··· The data

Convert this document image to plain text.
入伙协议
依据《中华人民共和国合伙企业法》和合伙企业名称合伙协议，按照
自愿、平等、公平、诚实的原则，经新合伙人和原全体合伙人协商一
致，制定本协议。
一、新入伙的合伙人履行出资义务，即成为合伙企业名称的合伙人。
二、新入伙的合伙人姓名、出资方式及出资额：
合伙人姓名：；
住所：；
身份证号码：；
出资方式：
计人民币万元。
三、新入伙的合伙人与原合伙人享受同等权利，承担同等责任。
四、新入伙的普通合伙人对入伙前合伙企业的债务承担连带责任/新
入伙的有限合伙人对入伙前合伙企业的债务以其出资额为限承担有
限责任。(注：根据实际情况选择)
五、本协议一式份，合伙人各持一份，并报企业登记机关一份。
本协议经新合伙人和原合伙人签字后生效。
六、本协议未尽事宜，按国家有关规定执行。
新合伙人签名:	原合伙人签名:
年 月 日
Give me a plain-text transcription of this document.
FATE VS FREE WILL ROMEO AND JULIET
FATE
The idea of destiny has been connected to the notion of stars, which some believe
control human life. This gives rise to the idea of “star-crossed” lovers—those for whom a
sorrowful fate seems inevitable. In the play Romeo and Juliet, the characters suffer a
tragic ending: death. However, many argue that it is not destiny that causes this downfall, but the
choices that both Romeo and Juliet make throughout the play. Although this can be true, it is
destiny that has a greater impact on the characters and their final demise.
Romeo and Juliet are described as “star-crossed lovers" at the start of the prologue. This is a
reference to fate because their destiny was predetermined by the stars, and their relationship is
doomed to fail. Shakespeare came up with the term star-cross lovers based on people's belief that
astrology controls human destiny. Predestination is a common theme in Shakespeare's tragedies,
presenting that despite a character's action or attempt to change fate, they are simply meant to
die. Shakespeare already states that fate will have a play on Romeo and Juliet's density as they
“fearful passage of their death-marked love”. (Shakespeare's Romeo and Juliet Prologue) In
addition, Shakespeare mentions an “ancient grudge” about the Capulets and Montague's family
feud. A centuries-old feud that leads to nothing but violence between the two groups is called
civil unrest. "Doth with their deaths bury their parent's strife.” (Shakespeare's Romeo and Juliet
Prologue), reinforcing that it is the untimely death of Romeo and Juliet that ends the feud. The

······

→ To be done
In the material above, find each line that contains the word "Shakespeare", and select it.

→ Exercise output
doomed to fail. Shakespeare came up with the term star-cross lovers based on people's belief that
astrology controls human destiny. Predestination is a common theme in Shakespeare's tragedies,
die. Shakespeare already states that fate will have a play on Romeo and Juliet's density as they
“fearful passage of their death-marked love”. (Shakespeare's Romeo and Juliet Prologue) In
addition, Shakespeare mentions an “ancient grudge” about the Capulets and Montague's family
civil unrest. "Doth with their deaths bury their parent's strife.” (Shakespeare's Romeo and Juliet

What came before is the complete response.